REQUIREMENT 1:
What nickname did Norberto Méndez have, according to the Norberto Méndez text?
REQUIREMENT 2:
Return, word for word, the part of the Norberto Méndez text that begins at the words "Argentine footballer (1923–1998)" and stops after the words "the age of 35.".

Personal information
- Full name: Norberto Doroteo Méndez
- Date of birth: 5 January 1923
- Place of birth: Buenos Aires, Argentina
- Date of death: 22 June 1998 (aged 75)
- Position: Inside forward

Youth career
- 1940–1941: Huracán

Senior career*
- Years: Team / Apps / (Gls)
- 1941–1947: Huracán / 177 / (67)
- 1947–1954: Racing Club / 128 / (47)
- 1954–1956: Tigre / 46 / (7)
- 1956–1958: Huracán / 38 / (11)

International career
- 1945–1956: Argentina / 31 / (19)

= Norberto Méndez (footballer) =

Argentine footballer (1923–1998)

Norberto Doroteo Méndez (January 5, 1923 – June 22, 1998), nicknamed Tucho, was an Argentine footballer who played as a midfielder. Internationally, he played 31 games for the Argentina national team and won 3 Copa América titles; together with Zizinho, he is the competition's joint-highest goalscorer, with 17 goals.

In domestic football, Méndez's most notable tenures were on Huracán (where he won three National cups) and Racing, winning three Primera División championships.

==Club career==
He was born on January 5, 1923, in the city of Buenos Aires. Méndez started his playing career with Huracán in 1941. In 1947 he moved to Racing Club where he helped the team win three consecutive Primera División titles in 1949, 1950 and 1951. In 1954 Méndez moved to Tigre, he returned to Huracán in 1956 and he retired from football in 1958 at the age of 35.

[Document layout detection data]
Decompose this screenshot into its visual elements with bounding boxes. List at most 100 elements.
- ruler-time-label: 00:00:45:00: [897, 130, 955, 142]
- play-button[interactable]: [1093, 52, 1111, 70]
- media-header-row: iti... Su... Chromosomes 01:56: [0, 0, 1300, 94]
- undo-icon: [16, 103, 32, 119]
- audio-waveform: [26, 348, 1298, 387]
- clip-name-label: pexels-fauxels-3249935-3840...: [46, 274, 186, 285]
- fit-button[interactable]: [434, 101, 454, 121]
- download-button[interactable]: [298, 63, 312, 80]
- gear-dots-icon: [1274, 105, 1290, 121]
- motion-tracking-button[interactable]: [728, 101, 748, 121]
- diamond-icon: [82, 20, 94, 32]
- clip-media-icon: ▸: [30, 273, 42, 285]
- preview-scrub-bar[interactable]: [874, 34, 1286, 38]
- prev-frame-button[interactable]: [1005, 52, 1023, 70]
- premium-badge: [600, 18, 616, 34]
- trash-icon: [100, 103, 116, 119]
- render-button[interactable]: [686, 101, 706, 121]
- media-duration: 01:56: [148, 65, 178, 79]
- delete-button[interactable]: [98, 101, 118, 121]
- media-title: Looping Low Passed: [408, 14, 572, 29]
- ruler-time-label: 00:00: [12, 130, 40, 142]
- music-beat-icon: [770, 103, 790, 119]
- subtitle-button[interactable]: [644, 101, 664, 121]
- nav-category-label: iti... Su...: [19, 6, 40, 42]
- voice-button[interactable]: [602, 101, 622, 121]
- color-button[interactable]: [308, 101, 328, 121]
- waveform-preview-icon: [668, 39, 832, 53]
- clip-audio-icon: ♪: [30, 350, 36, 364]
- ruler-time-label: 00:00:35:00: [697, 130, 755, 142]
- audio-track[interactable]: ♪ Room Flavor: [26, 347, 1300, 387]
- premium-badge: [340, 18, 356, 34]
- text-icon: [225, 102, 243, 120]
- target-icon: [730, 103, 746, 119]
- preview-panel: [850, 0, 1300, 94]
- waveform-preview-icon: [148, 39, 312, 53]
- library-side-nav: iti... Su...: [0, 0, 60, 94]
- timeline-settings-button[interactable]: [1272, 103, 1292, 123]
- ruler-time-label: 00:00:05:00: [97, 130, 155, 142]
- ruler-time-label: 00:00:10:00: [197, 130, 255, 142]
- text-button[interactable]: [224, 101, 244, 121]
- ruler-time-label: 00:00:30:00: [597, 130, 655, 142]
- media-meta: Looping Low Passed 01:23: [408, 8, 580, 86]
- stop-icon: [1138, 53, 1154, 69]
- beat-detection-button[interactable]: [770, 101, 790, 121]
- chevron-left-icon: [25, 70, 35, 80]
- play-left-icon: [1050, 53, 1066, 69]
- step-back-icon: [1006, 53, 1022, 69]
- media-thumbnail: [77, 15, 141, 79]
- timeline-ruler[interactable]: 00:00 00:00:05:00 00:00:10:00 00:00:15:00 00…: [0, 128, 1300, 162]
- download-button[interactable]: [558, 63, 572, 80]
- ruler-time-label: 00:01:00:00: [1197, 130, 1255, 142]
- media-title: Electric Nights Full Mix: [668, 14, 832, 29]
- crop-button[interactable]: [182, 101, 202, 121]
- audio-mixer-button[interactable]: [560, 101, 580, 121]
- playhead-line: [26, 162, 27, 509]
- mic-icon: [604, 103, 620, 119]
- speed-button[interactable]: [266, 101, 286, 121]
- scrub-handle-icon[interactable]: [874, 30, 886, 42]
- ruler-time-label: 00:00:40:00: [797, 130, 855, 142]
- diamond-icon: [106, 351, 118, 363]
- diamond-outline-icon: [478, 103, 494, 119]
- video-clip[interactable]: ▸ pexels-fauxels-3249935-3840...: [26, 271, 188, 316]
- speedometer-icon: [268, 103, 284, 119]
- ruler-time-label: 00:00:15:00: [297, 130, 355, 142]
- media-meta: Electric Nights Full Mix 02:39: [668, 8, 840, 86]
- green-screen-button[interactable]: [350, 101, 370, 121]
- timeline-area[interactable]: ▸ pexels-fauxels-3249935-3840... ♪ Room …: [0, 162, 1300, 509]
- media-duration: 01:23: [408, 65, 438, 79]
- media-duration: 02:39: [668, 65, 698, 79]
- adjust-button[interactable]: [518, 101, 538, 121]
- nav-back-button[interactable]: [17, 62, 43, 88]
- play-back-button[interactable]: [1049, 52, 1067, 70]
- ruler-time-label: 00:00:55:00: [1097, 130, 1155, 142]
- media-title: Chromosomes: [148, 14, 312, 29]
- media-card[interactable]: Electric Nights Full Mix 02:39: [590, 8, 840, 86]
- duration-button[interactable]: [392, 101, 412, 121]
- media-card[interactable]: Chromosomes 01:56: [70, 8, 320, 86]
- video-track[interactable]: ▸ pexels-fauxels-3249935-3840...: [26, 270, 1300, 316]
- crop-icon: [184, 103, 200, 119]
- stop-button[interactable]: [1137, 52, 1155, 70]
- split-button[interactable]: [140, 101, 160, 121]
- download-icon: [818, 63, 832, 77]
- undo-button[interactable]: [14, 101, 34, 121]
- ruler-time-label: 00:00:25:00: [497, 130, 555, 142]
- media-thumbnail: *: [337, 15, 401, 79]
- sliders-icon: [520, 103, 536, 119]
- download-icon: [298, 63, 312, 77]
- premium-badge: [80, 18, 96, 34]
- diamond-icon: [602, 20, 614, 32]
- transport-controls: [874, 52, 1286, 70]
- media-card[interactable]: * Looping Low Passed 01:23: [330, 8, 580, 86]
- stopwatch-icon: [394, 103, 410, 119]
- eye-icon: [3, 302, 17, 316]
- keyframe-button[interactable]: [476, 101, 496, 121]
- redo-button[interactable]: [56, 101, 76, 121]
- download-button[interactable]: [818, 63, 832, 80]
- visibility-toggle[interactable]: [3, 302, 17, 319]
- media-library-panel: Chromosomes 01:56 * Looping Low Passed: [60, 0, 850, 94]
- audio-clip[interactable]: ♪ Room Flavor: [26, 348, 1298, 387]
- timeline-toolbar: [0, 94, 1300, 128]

EXERCISE RESPONSE 1:
Tucho

EXERCISE RESPONSE 2:
Argentine footballer (1923–1998)

Norberto Doroteo Méndez (January 5, 1923 – June 22, 1998), nicknamed Tucho, was an Argentine footballer who played as a midfielder. Internationally, he played 31 games for the Argentina national team and won 3 Copa América titles; together with Zizinho, he is the competition's joint-highest goalscorer, with 17 goals.

In domestic football, Méndez's most notable tenures were on Huracán (where he won three National cups) and Racing, winning three Primera División championships.

==Club career==
He was born on January 5, 1923, in the city of Buenos Aires. Méndez started his playing career with Huracán in 1941. In 1947 he moved to Racing Club where he helped the team win three consecutive Primera División titles in 1949, 1950 and 1951. In 1954 Méndez moved to Tigre, he returned to Huracán in 1956 and he retired from football in 1958 at the age of 35.